-- Instructions for the task --
Return the records exactly as they are.
╭─ Working data
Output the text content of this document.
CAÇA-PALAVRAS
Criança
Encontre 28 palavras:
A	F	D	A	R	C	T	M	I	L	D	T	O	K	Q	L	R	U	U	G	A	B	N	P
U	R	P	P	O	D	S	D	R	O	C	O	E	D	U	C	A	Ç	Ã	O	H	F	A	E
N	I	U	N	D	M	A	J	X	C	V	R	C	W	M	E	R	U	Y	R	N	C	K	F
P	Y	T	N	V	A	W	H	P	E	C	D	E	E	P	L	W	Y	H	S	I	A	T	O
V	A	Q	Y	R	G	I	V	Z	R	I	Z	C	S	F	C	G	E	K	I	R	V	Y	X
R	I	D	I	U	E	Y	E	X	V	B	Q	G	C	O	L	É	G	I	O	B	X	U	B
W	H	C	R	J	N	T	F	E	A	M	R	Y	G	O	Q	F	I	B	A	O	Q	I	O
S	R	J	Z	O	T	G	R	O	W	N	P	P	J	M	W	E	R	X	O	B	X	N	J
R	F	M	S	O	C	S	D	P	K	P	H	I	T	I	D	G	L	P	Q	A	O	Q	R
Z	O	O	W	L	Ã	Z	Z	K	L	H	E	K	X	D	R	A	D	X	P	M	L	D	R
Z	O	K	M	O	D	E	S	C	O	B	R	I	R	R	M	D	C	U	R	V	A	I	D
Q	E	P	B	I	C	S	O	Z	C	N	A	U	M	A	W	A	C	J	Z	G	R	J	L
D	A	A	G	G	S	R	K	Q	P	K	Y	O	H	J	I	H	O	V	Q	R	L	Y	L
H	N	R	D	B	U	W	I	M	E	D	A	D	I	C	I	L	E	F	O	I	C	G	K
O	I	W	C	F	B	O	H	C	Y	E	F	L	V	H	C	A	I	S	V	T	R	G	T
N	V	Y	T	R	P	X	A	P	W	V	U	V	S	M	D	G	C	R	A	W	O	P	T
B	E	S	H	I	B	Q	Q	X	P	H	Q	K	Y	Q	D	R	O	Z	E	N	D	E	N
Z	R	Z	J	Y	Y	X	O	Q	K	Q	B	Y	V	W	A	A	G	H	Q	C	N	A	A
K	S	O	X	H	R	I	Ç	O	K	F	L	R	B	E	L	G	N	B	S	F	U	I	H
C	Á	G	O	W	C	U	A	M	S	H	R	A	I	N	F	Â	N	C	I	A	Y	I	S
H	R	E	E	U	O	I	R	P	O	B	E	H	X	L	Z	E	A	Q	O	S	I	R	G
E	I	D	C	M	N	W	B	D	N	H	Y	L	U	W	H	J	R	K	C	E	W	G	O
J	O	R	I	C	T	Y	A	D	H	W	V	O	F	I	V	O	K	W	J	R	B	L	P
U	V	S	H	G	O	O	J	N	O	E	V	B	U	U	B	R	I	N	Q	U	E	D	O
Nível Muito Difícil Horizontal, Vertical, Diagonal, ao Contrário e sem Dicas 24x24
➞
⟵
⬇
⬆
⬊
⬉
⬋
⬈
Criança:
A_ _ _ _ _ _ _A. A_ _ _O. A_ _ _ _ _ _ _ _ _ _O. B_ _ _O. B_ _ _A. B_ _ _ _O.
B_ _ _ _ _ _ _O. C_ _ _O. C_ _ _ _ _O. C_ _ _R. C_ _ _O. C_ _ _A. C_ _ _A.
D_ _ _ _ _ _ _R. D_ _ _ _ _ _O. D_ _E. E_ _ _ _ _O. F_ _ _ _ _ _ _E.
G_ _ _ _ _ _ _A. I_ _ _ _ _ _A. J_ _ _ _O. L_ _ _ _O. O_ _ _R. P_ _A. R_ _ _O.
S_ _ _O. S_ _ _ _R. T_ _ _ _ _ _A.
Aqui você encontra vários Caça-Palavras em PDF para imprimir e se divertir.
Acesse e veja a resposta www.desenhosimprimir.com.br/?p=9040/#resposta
╰─
-- Finished exercise --
Output the text content of this document.
CAÇA-PALAVRAS
Criança
Encontre 28 palavras:
A	F	D	A	R	C	T	M	I	L	D	T	O	K	Q	L	R	U	U	G	A	B	N	P
U	R	P	P	O	D	S	D	R	O	C	O	E	D	U	C	A	Ç	Ã	O	H	F	A	E
N	I	U	N	D	M	A	J	X	C	V	R	C	W	M	E	R	U	Y	R	N	C	K	F
P	Y	T	N	V	A	W	H	P	E	C	D	E	E	P	L	W	Y	H	S	I	A	T	O
V	A	Q	Y	R	G	I	V	Z	R	I	Z	C	S	F	C	G	E	K	I	R	V	Y	X
R	I	D	I	U	E	Y	E	X	V	B	Q	G	C	O	L	É	G	I	O	B	X	U	B
W	H	C	R	J	N	T	F	E	A	M	R	Y	G	O	Q	F	I	B	A	O	Q	I	O
S	R	J	Z	O	T	G	R	O	W	N	P	P	J	M	W	E	R	X	O	B	X	N	J
R	F	M	S	O	C	S	D	P	K	P	H	I	T	I	D	G	L	P	Q	A	O	Q	R
Z	O	O	W	L	Ã	Z	Z	K	L	H	E	K	X	D	R	A	D	X	P	M	L	D	R
Z	O	K	M	O	D	E	S	C	O	B	R	I	R	R	M	D	C	U	R	V	A	I	D
Q	E	P	B	I	C	S	O	Z	C	N	A	U	M	A	W	A	C	J	Z	G	R	J	L
D	A	A	G	G	S	R	K	Q	P	K	Y	O	H	J	I	H	O	V	Q	R	L	Y	L
H	N	R	D	B	U	W	I	M	E	D	A	D	I	C	I	L	E	F	O	I	C	G	K
O	I	W	C	F	B	O	H	C	Y	E	F	L	V	H	C	A	I	S	V	T	R	G	T
N	V	Y	T	R	P	X	A	P	W	V	U	V	S	M	D	G	C	R	A	W	O	P	T
B	E	S	H	I	B	Q	Q	X	P	H	Q	K	Y	Q	D	R	O	Z	E	N	D	E	N
Z	R	Z	J	Y	Y	X	O	Q	K	Q	B	Y	V	W	A	A	G	H	Q	C	N	A	A
K	S	O	X	H	R	I	Ç	O	K	F	L	R	B	E	L	G	N	B	S	F	U	I	H
C	Á	G	O	W	C	U	A	M	S	H	R	A	I	N	F	Â	N	C	I	A	Y	I	S
H	R	E	E	U	O	I	R	P	O	B	E	H	X	L	Z	E	A	Q	O	S	I	R	G
E	I	D	C	M	N	W	B	D	N	H	Y	L	U	W	H	J	R	K	C	E	W	G	O
J	O	R	I	C	T	Y	A	D	H	W	V	O	F	I	V	O	K	W	J	R	B	L	P
U	V	S	H	G	O	O	J	N	O	E	V	B	U	U	B	R	I	N	Q	U	E	D	O
Nível Muito Difícil Horizontal, Vertical, Diagonal, ao Contrário e sem Dicas 24x24
➞
⟵
⬇
⬆
⬊
⬉
⬋
⬈
Criança:
A_ _ _ _ _ _ _A. A_ _ _O. A_ _ _ _ _ _ _ _ _ _O. B_ _ _O. B_ _ _A. B_ _ _ _O.
B_ _ _ _ _ _ _O. C_ _ _O. C_ _ _ _ _O. C_ _ _R. C_ _ _O. C_ _ _A. C_ _ _A.
D_ _ _ _ _ _ _R. D_ _ _ _ _ _O. D_ _E. E_ _ _ _ _O. F_ _ _ _ _ _ _E.
G_ _ _ _ _ _ _A. I_ _ _ _ _ _A. J_ _ _ _O. L_ _ _ _O. O_ _ _R. P_ _A. R_ _ _O.
S_ _ _O. S_ _ _ _R. T_ _ _ _ _ _A.
Aqui você encontra vários Caça-Palavras em PDF para imprimir e se divertir.
Acesse e veja a resposta www.desenhosimprimir.com.br/?p=9040/#resposta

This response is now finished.